WHAT NEEDS TO BE DONE: Write each line out exactly, leaving none out.

━━━━━ SOURCE RECORDS ━━━━━

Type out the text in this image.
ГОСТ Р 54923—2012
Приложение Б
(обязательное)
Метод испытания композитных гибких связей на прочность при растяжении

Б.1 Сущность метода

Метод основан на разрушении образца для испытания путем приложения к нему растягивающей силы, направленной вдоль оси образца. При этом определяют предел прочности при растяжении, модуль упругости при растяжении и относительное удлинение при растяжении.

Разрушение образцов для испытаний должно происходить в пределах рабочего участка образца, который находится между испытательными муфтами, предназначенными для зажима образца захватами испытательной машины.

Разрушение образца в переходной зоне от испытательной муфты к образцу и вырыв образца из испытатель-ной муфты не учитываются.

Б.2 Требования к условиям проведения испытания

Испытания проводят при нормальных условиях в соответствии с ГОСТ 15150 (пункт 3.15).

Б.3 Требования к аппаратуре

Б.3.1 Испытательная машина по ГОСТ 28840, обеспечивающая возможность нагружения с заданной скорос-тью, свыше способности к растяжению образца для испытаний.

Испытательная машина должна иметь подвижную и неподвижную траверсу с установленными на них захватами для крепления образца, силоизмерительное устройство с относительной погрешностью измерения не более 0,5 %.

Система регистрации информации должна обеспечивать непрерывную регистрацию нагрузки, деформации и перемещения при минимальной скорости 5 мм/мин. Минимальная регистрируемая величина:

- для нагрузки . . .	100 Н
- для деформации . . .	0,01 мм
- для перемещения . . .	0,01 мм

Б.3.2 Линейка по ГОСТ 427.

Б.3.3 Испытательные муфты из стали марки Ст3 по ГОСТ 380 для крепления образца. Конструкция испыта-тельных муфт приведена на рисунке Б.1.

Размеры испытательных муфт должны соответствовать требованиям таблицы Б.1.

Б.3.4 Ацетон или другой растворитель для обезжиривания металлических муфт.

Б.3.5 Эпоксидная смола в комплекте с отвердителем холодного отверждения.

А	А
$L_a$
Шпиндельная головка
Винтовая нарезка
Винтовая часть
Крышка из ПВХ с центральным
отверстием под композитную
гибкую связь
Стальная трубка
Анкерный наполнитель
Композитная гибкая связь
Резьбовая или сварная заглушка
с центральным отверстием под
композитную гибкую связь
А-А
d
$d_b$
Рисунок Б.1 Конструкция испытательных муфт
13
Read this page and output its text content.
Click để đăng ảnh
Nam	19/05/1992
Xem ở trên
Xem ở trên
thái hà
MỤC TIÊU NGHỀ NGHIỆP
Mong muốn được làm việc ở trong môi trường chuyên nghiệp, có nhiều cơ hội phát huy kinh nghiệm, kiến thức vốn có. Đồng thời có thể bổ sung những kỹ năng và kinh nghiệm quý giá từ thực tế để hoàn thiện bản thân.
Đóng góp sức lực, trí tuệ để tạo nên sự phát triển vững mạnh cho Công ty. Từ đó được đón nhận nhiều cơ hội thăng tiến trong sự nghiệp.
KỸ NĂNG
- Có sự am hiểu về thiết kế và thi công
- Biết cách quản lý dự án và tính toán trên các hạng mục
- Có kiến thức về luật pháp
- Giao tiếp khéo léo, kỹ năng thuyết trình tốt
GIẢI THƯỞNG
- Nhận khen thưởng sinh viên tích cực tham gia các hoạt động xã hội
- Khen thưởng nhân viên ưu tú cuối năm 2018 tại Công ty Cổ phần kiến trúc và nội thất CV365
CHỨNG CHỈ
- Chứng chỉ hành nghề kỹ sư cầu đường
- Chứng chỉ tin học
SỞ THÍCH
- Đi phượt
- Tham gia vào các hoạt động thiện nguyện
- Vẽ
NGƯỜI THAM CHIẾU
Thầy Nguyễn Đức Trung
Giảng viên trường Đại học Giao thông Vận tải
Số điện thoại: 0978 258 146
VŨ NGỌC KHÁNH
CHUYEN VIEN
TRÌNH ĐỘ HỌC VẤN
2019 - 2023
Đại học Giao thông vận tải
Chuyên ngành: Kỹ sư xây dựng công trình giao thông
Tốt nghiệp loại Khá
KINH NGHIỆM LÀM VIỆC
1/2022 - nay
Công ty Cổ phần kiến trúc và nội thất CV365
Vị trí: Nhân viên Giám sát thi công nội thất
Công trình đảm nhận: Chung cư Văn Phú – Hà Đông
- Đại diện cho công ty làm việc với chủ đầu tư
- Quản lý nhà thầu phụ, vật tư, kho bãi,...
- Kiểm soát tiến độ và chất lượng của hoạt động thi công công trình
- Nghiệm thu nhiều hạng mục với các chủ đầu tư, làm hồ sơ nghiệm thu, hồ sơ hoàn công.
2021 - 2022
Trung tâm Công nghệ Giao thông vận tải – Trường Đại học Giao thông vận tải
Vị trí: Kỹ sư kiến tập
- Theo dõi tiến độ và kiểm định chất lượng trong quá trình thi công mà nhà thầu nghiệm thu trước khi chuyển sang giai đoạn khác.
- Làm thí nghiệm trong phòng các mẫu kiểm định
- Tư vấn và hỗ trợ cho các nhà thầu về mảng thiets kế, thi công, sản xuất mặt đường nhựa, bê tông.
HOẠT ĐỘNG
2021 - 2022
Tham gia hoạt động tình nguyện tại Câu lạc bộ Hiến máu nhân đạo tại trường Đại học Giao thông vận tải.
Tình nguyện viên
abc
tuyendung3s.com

━━━━━

THE REPLY:
Type out the text in this image.
ГОСТ Р 54923—2012
Приложение Б
(обязательное)
Метод испытания композитных гибких связей на прочность при растяжении

Б.1 Сущность метода

Метод основан на разрушении образца для испытания путем приложения к нему растягивающей силы, направленной вдоль оси образца. При этом определяют предел прочности при растяжении, модуль упругости при растяжении и относительное удлинение при растяжении.

Разрушение образцов для испытаний должно происходить в пределах рабочего участка образца, который находится между испытательными муфтами, предназначенными для зажима образца захватами испытательной машины.

Разрушение образца в переходной зоне от испытательной муфты к образцу и вырыв образца из испытатель-ной муфты не учитываются.

Б.2 Требования к условиям проведения испытания

Испытания проводят при нормальных условиях в соответствии с ГОСТ 15150 (пункт 3.15).

Б.3 Требования к аппаратуре

Б.3.1 Испытательная машина по ГОСТ 28840, обеспечивающая возможность нагружения с заданной скорос-тью, свыше способности к растяжению образца для испытаний.

Испытательная машина должна иметь подвижную и неподвижную траверсу с установленными на них захватами для крепления образца, силоизмерительное устройство с относительной погрешностью измерения не более 0,5 %.

Система регистрации информации должна обеспечивать непрерывную регистрацию нагрузки, деформации и перемещения при минимальной скорости 5 мм/мин. Минимальная регистрируемая величина:

- для нагрузки . . .	100 Н
- для деформации . . .	0,01 мм
- для перемещения . . .	0,01 мм

Б.3.2 Линейка по ГОСТ 427.

Б.3.3 Испытательные муфты из стали марки Ст3 по ГОСТ 380 для крепления образца. Конструкция испыта-тельных муфт приведена на рисунке Б.1.

Размеры испытательных муфт должны соответствовать требованиям таблицы Б.1.

Б.3.4 Ацетон или другой растворитель для обезжиривания металлических муфт.

Б.3.5 Эпоксидная смола в комплекте с отвердителем холодного отверждения.

А	А
$L_a$
Шпиндельная головка
Винтовая нарезка
Винтовая часть
Крышка из ПВХ с центральным
отверстием под композитную
гибкую связь
Стальная трубка
Анкерный наполнитель
Композитная гибкая связь
Резьбовая или сварная заглушка
с центральным отверстием под
композитную гибкую связь
А-А
d
$d_b$
Рисунок Б.1 Конструкция испытательных муфт
13
Read this page and output its text content.
Click để đăng ảnh
Nam	19/05/1992
Xem ở trên
Xem ở trên
thái hà
MỤC TIÊU NGHỀ NGHIỆP
Mong muốn được làm việc ở trong môi trường chuyên nghiệp, có nhiều cơ hội phát huy kinh nghiệm, kiến thức vốn có. Đồng thời có thể bổ sung những kỹ năng và kinh nghiệm quý giá từ thực tế để hoàn thiện bản thân.
Đóng góp sức lực, trí tuệ để tạo nên sự phát triển vững mạnh cho Công ty. Từ đó được đón nhận nhiều cơ hội thăng tiến trong sự nghiệp.
KỸ NĂNG
- Có sự am hiểu về thiết kế và thi công
- Biết cách quản lý dự án và tính toán trên các hạng mục
- Có kiến thức về luật pháp
- Giao tiếp khéo léo, kỹ năng thuyết trình tốt
GIẢI THƯỞNG
- Nhận khen thưởng sinh viên tích cực tham gia các hoạt động xã hội
- Khen thưởng nhân viên ưu tú cuối năm 2018 tại Công ty Cổ phần kiến trúc và nội thất CV365
CHỨNG CHỈ
- Chứng chỉ hành nghề kỹ sư cầu đường
- Chứng chỉ tin học
SỞ THÍCH
- Đi phượt
- Tham gia vào các hoạt động thiện nguyện
- Vẽ
NGƯỜI THAM CHIẾU
Thầy Nguyễn Đức Trung
Giảng viên trường Đại học Giao thông Vận tải
Số điện thoại: 0978 258 146
VŨ NGỌC KHÁNH
CHUYEN VIEN
TRÌNH ĐỘ HỌC VẤN
2019 - 2023
Đại học Giao thông vận tải
Chuyên ngành: Kỹ sư xây dựng công trình giao thông
Tốt nghiệp loại Khá
KINH NGHIỆM LÀM VIỆC
1/2022 - nay
Công ty Cổ phần kiến trúc và nội thất CV365
Vị trí: Nhân viên Giám sát thi công nội thất
Công trình đảm nhận: Chung cư Văn Phú – Hà Đông
- Đại diện cho công ty làm việc với chủ đầu tư
- Quản lý nhà thầu phụ, vật tư, kho bãi,...
- Kiểm soát tiến độ và chất lượng của hoạt động thi công công trình
- Nghiệm thu nhiều hạng mục với các chủ đầu tư, làm hồ sơ nghiệm thu, hồ sơ hoàn công.
2021 - 2022
Trung tâm Công nghệ Giao thông vận tải – Trường Đại học Giao thông vận tải
Vị trí: Kỹ sư kiến tập
- Theo dõi tiến độ và kiểm định chất lượng trong quá trình thi công mà nhà thầu nghiệm thu trước khi chuyển sang giai đoạn khác.
- Làm thí nghiệm trong phòng các mẫu kiểm định
- Tư vấn và hỗ trợ cho các nhà thầu về mảng thiets kế, thi công, sản xuất mặt đường nhựa, bê tông.
HOẠT ĐỘNG
2021 - 2022
Tham gia hoạt động tình nguyện tại Câu lạc bộ Hiến máu nhân đạo tại trường Đại học Giao thông vận tải.
Tình nguyện viên
abc
tuyendung3s.com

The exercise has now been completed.